--- Provided data ---

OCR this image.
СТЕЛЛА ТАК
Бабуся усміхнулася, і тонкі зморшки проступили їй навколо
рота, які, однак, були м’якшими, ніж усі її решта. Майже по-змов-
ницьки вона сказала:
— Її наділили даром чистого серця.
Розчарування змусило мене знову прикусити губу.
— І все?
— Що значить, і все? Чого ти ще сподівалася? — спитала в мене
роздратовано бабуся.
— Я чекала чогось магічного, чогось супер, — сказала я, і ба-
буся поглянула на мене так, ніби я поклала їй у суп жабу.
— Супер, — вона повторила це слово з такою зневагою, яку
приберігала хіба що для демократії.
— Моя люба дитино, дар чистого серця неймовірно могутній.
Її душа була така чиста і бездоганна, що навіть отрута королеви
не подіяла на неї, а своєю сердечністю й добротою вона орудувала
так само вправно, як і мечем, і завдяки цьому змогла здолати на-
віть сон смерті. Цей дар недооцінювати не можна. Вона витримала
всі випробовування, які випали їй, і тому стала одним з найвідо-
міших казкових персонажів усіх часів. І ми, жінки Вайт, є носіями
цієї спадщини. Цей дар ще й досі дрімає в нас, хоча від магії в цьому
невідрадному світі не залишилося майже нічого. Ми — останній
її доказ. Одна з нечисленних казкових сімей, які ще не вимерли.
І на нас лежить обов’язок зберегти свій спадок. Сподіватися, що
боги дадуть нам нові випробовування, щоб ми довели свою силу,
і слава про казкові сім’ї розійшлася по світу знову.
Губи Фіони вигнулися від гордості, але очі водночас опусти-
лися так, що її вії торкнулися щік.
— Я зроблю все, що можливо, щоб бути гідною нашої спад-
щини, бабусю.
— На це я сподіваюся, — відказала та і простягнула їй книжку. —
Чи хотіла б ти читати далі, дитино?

---

Pick out each line above that includes "цьому" and show it.

так само вправно, як і мечем, і завдяки цьому змогла здолати на-
цієї спадщини. Цей дар ще й досі дрімає в нас, хоча від магії в цьому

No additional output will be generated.